◆ SHORT EXERCISE
Every line of the data that contains the string "deviation" must be copied.

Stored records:
==================================================
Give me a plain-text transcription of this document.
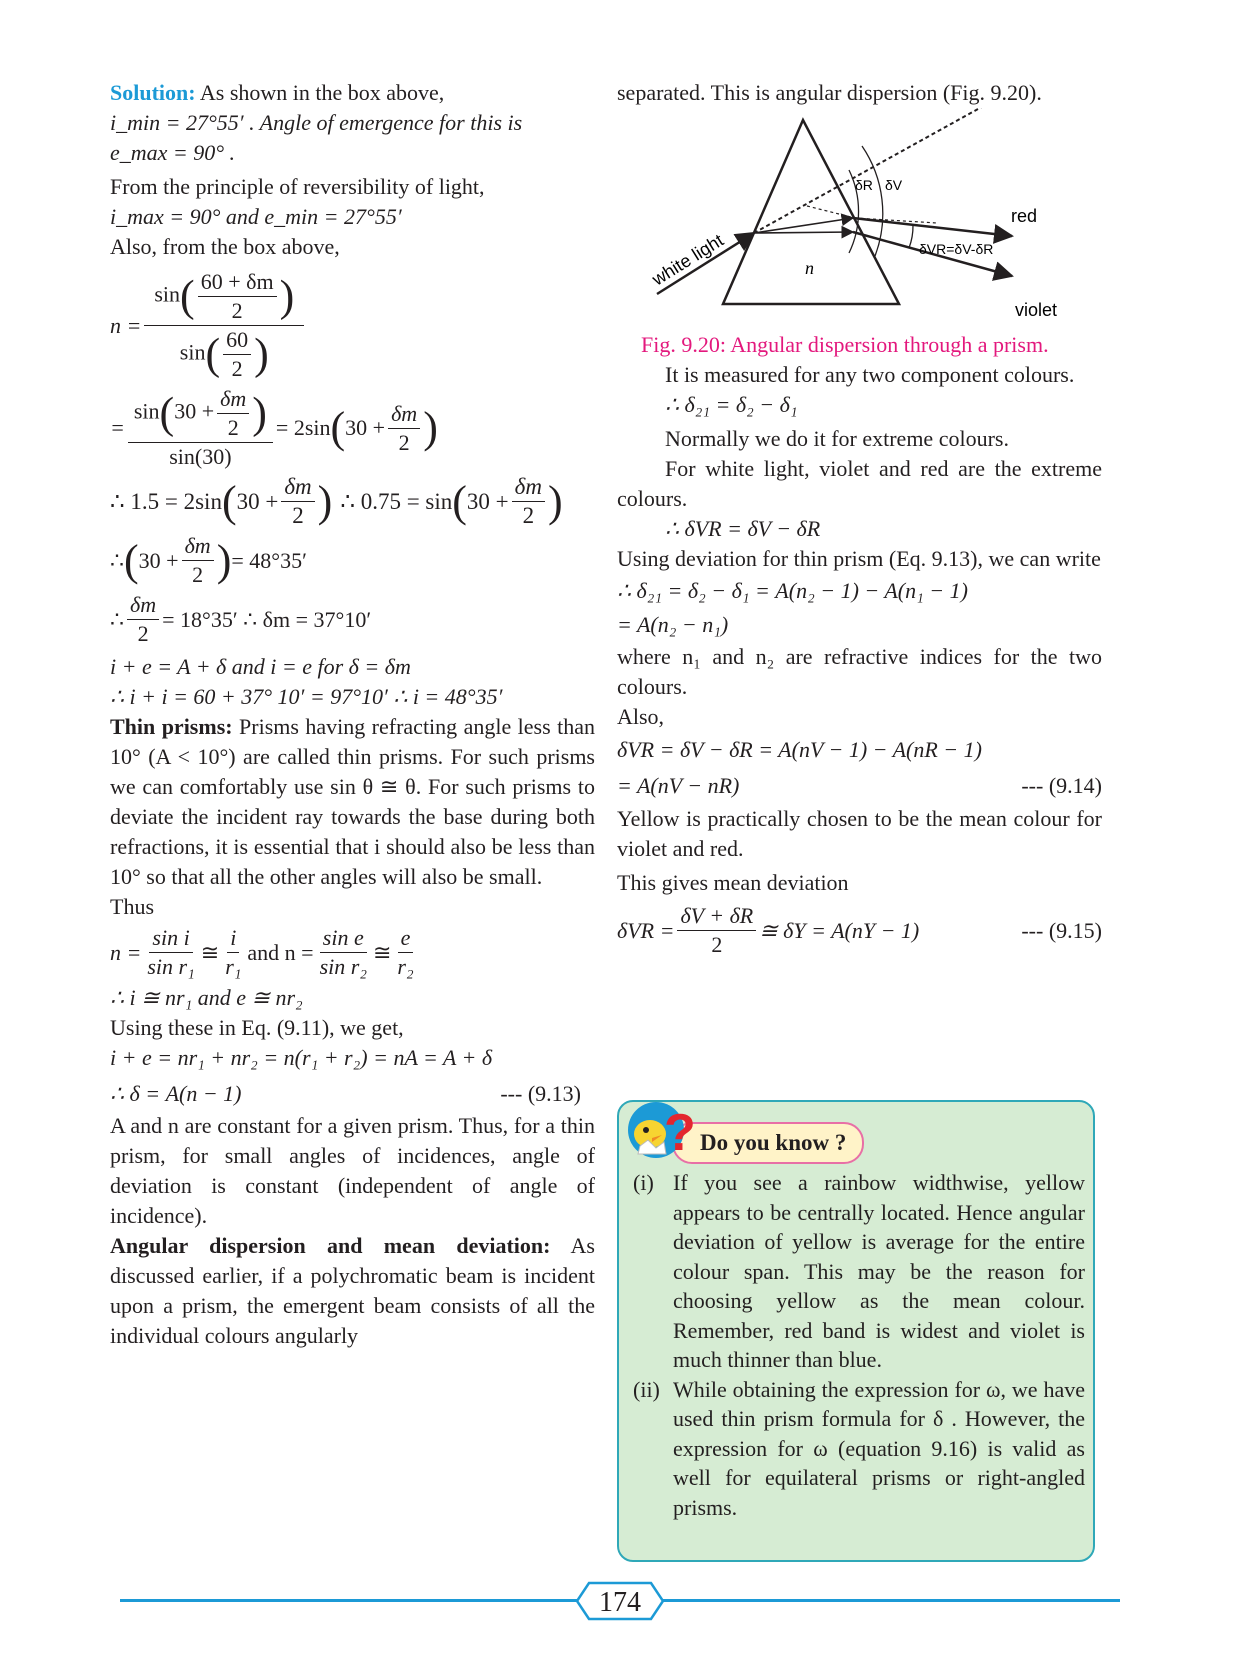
Solution: As shown in the box above,

i_min = 27°55′ . Angle of emergence for this is

e_max = 90° .

From the principle of reversibility of light,

i_max = 90° and e_min = 27°55′

Also, from the box above,

$n = \frac{\sin( \frac{60 + \delta m}{2} )}{\sin( \frac{60}{2} )}$
= $\frac{\sin(30 + \frac{\delta m}{2} )}{\sin(30)} = 2\sin$ ( $30 + \frac{\delta m}{2}$ )
∴ 1.5 = 2sin ( $30 + \frac{\delta m}{2}$ ) ∴ 0.75 = sin ( $30 + \frac{\delta m}{2}$ )
∴ ( $30 + \frac{\delta m}{2}$ ) = 48°35′
∴ $\frac{\delta m}{2} = 18^\circ 35'$ ∴ δm = 37°10′

i + e = A + δ and i = e for δ = δm

∴ i + i = 60 + 37° 10′ = 97°10′ ∴ i = 48°35′

Thin prisms: Prisms having refracting angle less than 10° (A < 10°) are called thin prisms. For such prisms we can comfortably use sin θ ≅ θ. For such prisms to deviate the incident ray towards the base during both refractions, it is essential that i should also be less than 10° so that all the other angles will also be small.

Thus

$n = \frac{\text{sin i}}{\text{sin r₁}}$ ≅ $\frac{i}{\text{r₁}}$ and $n = \frac{\text{sin e}}{\text{sin r₂}}$ ≅ $\frac{e}{\text{r₂}}$

∴ i ≅ nr₁ and e ≅ nr₂

Using these in Eq. (9.11), we get,

i + e = nr₁ + nr₂ = n(r₁ + r₂) = nA = A + δ

∴ δ = A(n − 1)	--- (9.13)

A and n are constant for a given prism. Thus, for a thin prism, for small angles of incidences, angle of deviation is constant (independent of angle of incidence).

Angular dispersion and mean deviation: As discussed earlier, if a polychromatic beam is incident upon a prism, the emergent beam consists of all the individual colours angularly

separated. This is angular dispersion (Fig. 9.20).

white light	n
red
violet
δR δV
δVR=δV-δR

Fig. 9.20: Angular dispersion through a prism.

It is measured for any two component colours.

∴ δ₂₁ = δ₂ − δ₁

Normally we do it for extreme colours.

For white light, violet and red are the extreme colours.

∴ δVR = δV − δR

Using deviation for thin prism (Eq. 9.13), we can write

∴ δ₂₁ = δ₂ − δ₁ = A(n₂ − 1) − A(n₁ − 1)

= A(n₂ − n₁)

where n₁ and n₂ are refractive indices for the two colours.

Also,

δVR = δV − δR = A(nV − 1) − A(nR − 1)

= A(nV − nR)	--- (9.14)

Yellow is practically chosen to be the mean colour for violet and red.

This gives mean deviation

$\delta VR = \frac{\delta V + \delta R}{2}$ ≅ δY = A(nY − 1)	--- (9.15)
Do you know ?
?
(i) If you see a rainbow widthwise, yellow appears to be centrally located. Hence angular deviation of yellow is average for the entire colour span. This may be the reason for choosing yellow as the mean colour. Remember, red band is widest and violet is much thinner than blue.
(ii) While obtaining the expression for ω, we have used thin prism formula for δ . However, the expression for ω (equation 9.16) is valid as well for equilateral prisms or right-angled prisms.
174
==================================================
◆ WRITTEN RESPONSE
A and n are constant for a given prism. Thus, for a thin prism, for small angles of incidences, angle of deviation is constant (independent of angle of incidence).
Angular dispersion and mean deviation: As discussed earlier, if a polychromatic beam is incident upon a prism, the emergent beam consists of all the individual colours angularly
Using deviation for thin prism (Eq. 9.13), we can write
This gives mean deviation
(i) If you see a rainbow widthwise, yellow appears to be centrally located. Hence angular deviation of yellow is average for the entire colour span. This may be the reason for choosing yellow as the mean colour. Remember, red band is widest and violet is much thinner than blue.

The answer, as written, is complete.